DESCRIPTION OF THE TASK: Copy out each line below that has the word "Если" in it.

Raw records:
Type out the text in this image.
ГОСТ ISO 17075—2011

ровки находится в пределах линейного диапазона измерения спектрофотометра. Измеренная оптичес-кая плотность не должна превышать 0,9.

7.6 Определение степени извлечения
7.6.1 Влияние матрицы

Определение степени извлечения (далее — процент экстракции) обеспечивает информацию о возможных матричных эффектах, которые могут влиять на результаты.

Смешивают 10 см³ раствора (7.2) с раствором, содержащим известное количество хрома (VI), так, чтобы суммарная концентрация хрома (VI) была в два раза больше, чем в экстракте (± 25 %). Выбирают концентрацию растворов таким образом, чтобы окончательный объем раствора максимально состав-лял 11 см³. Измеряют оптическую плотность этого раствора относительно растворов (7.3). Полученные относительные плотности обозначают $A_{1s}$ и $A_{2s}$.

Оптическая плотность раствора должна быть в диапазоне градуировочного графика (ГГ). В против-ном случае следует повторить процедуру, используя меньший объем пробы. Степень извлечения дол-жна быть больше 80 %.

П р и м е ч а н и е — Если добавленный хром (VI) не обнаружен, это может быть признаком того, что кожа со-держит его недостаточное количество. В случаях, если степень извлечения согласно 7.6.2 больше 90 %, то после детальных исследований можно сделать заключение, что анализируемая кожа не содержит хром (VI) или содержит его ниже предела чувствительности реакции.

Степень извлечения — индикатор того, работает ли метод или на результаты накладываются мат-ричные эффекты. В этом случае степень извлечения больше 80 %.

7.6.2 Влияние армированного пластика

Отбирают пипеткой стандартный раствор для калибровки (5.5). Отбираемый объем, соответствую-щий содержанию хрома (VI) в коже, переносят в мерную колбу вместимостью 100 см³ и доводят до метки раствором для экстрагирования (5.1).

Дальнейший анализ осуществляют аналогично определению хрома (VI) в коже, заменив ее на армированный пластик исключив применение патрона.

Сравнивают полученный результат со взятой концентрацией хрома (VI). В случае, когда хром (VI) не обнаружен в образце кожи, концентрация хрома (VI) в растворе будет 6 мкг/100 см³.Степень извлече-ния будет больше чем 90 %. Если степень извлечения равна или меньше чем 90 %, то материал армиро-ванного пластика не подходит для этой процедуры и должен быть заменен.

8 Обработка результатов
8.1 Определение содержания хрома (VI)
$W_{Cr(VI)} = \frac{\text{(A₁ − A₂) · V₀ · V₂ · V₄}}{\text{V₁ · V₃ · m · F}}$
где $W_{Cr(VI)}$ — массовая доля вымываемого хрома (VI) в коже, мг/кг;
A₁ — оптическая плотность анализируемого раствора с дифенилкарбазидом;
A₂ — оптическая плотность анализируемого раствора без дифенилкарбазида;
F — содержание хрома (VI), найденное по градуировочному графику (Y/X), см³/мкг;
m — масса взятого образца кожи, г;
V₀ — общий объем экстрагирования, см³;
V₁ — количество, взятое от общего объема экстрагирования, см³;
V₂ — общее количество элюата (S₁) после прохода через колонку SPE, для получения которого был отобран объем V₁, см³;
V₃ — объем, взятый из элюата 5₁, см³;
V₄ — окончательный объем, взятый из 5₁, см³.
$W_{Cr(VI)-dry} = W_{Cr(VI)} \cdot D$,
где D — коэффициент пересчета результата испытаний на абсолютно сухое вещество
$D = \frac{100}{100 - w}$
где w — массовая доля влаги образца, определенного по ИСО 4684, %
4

EXERCISE RESPONSE:
П р и м е ч а н и е — Если добавленный хром (VI) не обнаружен, это может быть признаком того, что кожа со-держит его недостаточное количество. В случаях, если степень извлечения согласно 7.6.2 больше 90 %, то после детальных исследований можно сделать заключение, что анализируемая кожа не содержит хром (VI) или содержит его ниже предела чувствительности реакции.
Сравнивают полученный результат со взятой концентрацией хрома (VI). В случае, когда хром (VI) не обнаружен в образце кожи, концентрация хрома (VI) в растворе будет 6 мкг/100 см³.Степень извлече-ния будет больше чем 90 %. Если степень извлечения равна или меньше чем 90 %, то материал армиро-ванного пластика не подходит для этой процедуры и должен быть заменен.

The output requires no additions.